_TO BE DONE:_
Every entry below should be transcribed exactly; pictures stay out of the copy.

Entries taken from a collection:

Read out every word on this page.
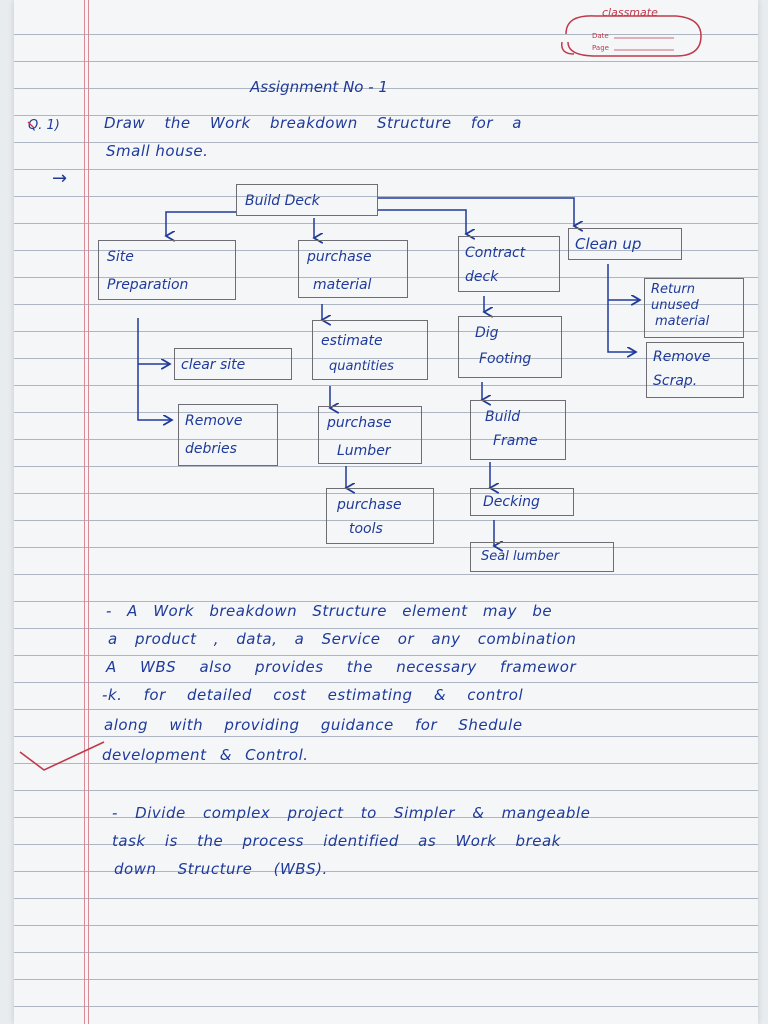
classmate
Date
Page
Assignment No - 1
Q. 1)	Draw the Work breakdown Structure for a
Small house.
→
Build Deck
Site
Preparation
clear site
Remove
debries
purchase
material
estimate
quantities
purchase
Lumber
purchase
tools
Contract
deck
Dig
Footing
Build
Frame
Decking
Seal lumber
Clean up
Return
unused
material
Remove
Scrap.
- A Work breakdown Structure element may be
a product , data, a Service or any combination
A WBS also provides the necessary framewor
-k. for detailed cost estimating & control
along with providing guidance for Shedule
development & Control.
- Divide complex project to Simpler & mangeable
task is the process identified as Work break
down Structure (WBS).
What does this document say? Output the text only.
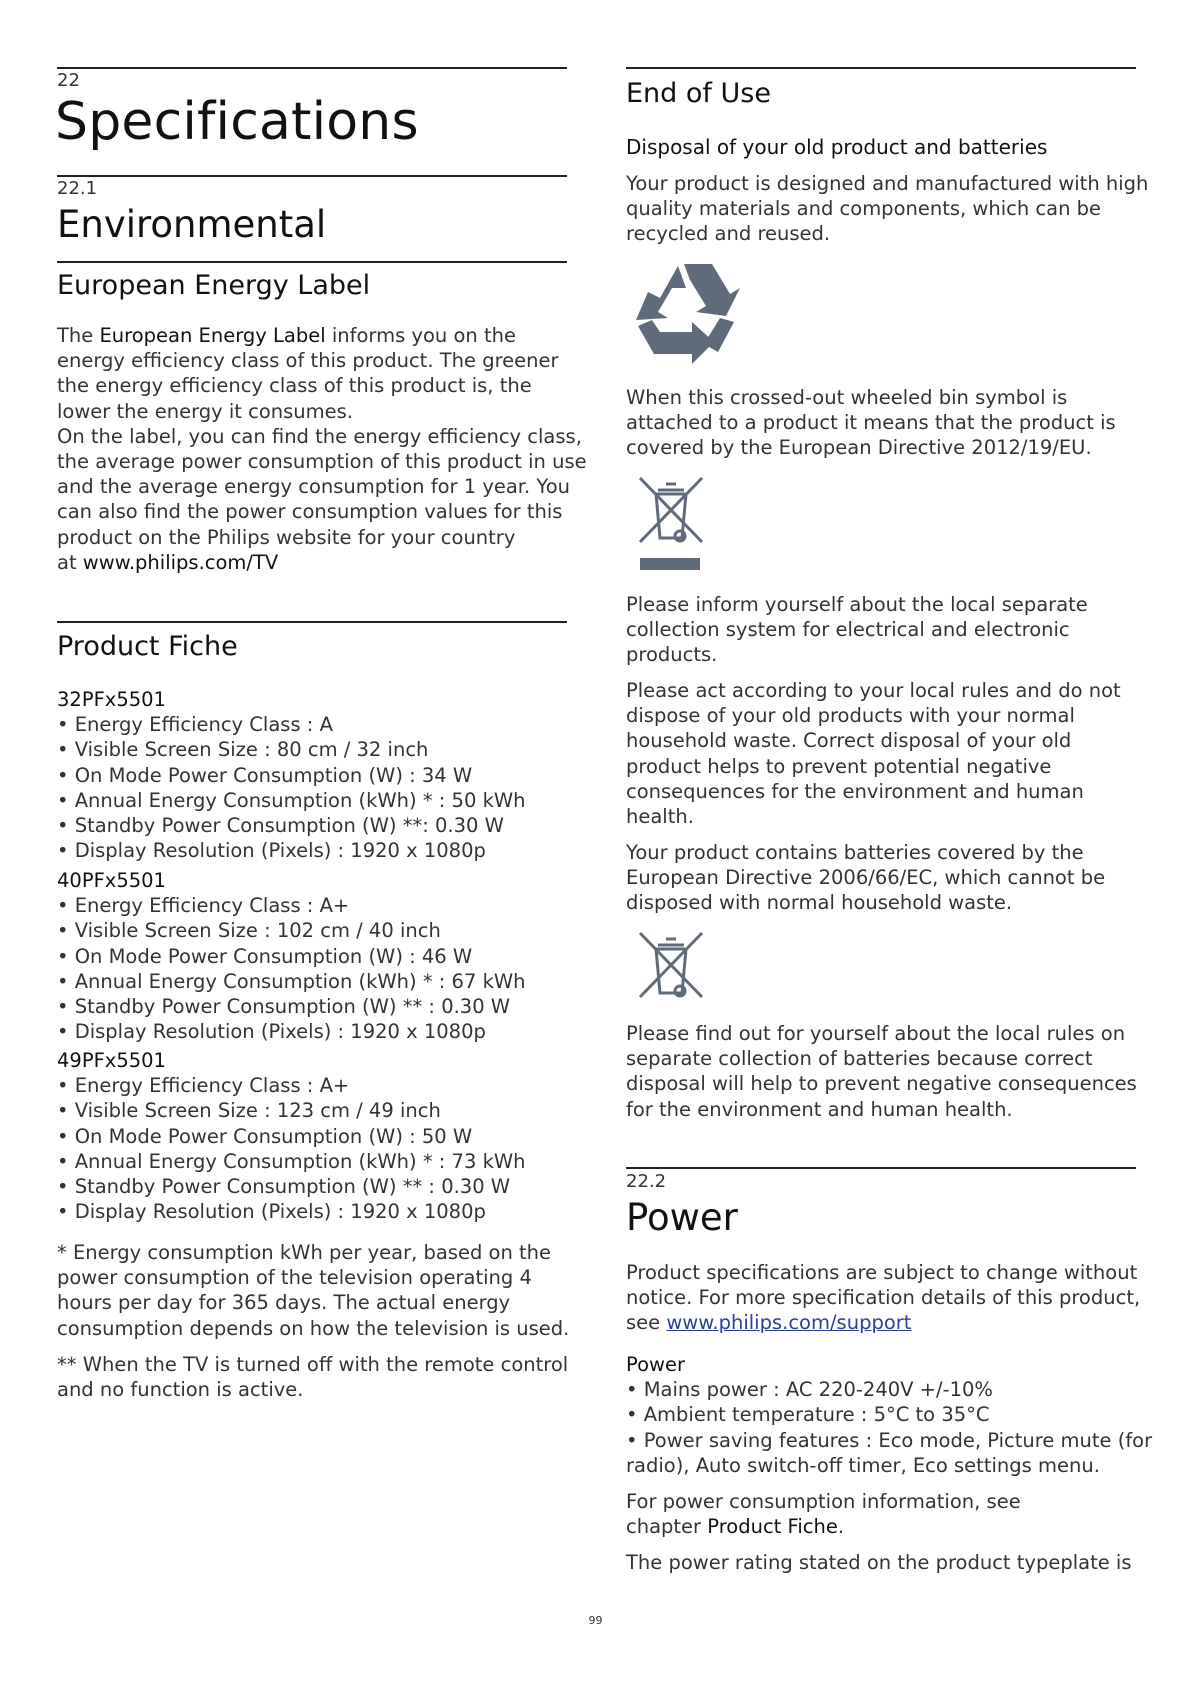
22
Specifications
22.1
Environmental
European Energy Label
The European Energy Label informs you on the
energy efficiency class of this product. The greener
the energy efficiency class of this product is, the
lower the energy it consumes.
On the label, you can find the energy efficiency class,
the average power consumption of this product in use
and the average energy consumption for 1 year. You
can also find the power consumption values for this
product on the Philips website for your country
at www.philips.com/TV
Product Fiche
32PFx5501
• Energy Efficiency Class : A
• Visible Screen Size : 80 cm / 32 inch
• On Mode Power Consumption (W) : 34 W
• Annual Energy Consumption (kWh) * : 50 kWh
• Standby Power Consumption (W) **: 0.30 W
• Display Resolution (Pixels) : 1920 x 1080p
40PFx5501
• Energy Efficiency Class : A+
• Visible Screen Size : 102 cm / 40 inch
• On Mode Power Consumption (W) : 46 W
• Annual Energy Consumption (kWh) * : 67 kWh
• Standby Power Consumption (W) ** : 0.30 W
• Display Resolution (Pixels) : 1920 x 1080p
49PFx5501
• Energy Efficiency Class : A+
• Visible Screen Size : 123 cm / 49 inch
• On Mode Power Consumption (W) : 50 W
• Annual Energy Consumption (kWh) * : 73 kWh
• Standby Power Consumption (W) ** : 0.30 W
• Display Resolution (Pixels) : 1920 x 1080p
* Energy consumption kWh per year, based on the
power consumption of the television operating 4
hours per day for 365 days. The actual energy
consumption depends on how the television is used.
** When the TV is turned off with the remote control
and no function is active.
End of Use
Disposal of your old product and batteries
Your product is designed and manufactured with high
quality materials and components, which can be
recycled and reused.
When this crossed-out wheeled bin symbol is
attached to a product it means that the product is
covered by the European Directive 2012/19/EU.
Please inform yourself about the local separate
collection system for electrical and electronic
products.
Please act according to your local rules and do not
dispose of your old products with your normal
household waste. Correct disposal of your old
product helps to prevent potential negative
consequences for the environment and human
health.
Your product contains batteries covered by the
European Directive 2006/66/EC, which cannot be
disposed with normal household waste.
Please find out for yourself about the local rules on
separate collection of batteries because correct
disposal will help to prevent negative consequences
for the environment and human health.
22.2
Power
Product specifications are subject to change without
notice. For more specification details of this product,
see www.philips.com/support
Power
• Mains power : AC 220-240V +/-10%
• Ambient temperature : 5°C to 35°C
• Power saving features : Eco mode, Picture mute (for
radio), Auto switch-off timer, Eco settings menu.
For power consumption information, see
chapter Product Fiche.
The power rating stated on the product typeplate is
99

_RESPONSE BELOW:_
Read out every word on this page.
classmate
Date
Page
Assignment No - 1
Q. 1)	Draw the Work breakdown Structure for a
Small house.
→
Build Deck
Site
Preparation
clear site
Remove
debries
purchase
material
estimate
quantities
purchase
Lumber
purchase
tools
Contract
deck
Dig
Footing
Build
Frame
Decking
Seal lumber
Clean up
Return
unused
material
Remove
Scrap.
- A Work breakdown Structure element may be
a product , data, a Service or any combination
A WBS also provides the necessary framewor
-k. for detailed cost estimating & control
along with providing guidance for Shedule
development & Control.
- Divide complex project to Simpler & mangeable
task is the process identified as Work break
down Structure (WBS).
What does this document say? Output the text only.
22
Specifications
22.1
Environmental
European Energy Label
The European Energy Label informs you on the
energy efficiency class of this product. The greener
the energy efficiency class of this product is, the
lower the energy it consumes.
On the label, you can find the energy efficiency class,
the average power consumption of this product in use
and the average energy consumption for 1 year. You
can also find the power consumption values for this
product on the Philips website for your country
at www.philips.com/TV
Product Fiche
32PFx5501
• Energy Efficiency Class : A
• Visible Screen Size : 80 cm / 32 inch
• On Mode Power Consumption (W) : 34 W
• Annual Energy Consumption (kWh) * : 50 kWh
• Standby Power Consumption (W) **: 0.30 W
• Display Resolution (Pixels) : 1920 x 1080p
40PFx5501
• Energy Efficiency Class : A+
• Visible Screen Size : 102 cm / 40 inch
• On Mode Power Consumption (W) : 46 W
• Annual Energy Consumption (kWh) * : 67 kWh
• Standby Power Consumption (W) ** : 0.30 W
• Display Resolution (Pixels) : 1920 x 1080p
49PFx5501
• Energy Efficiency Class : A+
• Visible Screen Size : 123 cm / 49 inch
• On Mode Power Consumption (W) : 50 W
• Annual Energy Consumption (kWh) * : 73 kWh
• Standby Power Consumption (W) ** : 0.30 W
• Display Resolution (Pixels) : 1920 x 1080p
* Energy consumption kWh per year, based on the
power consumption of the television operating 4
hours per day for 365 days. The actual energy
consumption depends on how the television is used.
** When the TV is turned off with the remote control
and no function is active.
End of Use
Disposal of your old product and batteries
Your product is designed and manufactured with high
quality materials and components, which can be
recycled and reused.
When this crossed-out wheeled bin symbol is
attached to a product it means that the product is
covered by the European Directive 2012/19/EU.
Please inform yourself about the local separate
collection system for electrical and electronic
products.
Please act according to your local rules and do not
dispose of your old products with your normal
household waste. Correct disposal of your old
product helps to prevent potential negative
consequences for the environment and human
health.
Your product contains batteries covered by the
European Directive 2006/66/EC, which cannot be
disposed with normal household waste.
Please find out for yourself about the local rules on
separate collection of batteries because correct
disposal will help to prevent negative consequences
for the environment and human health.
22.2
Power
Product specifications are subject to change without
notice. For more specification details of this product,
see www.philips.com/support
Power
• Mains power : AC 220-240V +/-10%
• Ambient temperature : 5°C to 35°C
• Power saving features : Eco mode, Picture mute (for
radio), Auto switch-off timer, Eco settings menu.
For power consumption information, see
chapter Product Fiche.
The power rating stated on the product typeplate is
99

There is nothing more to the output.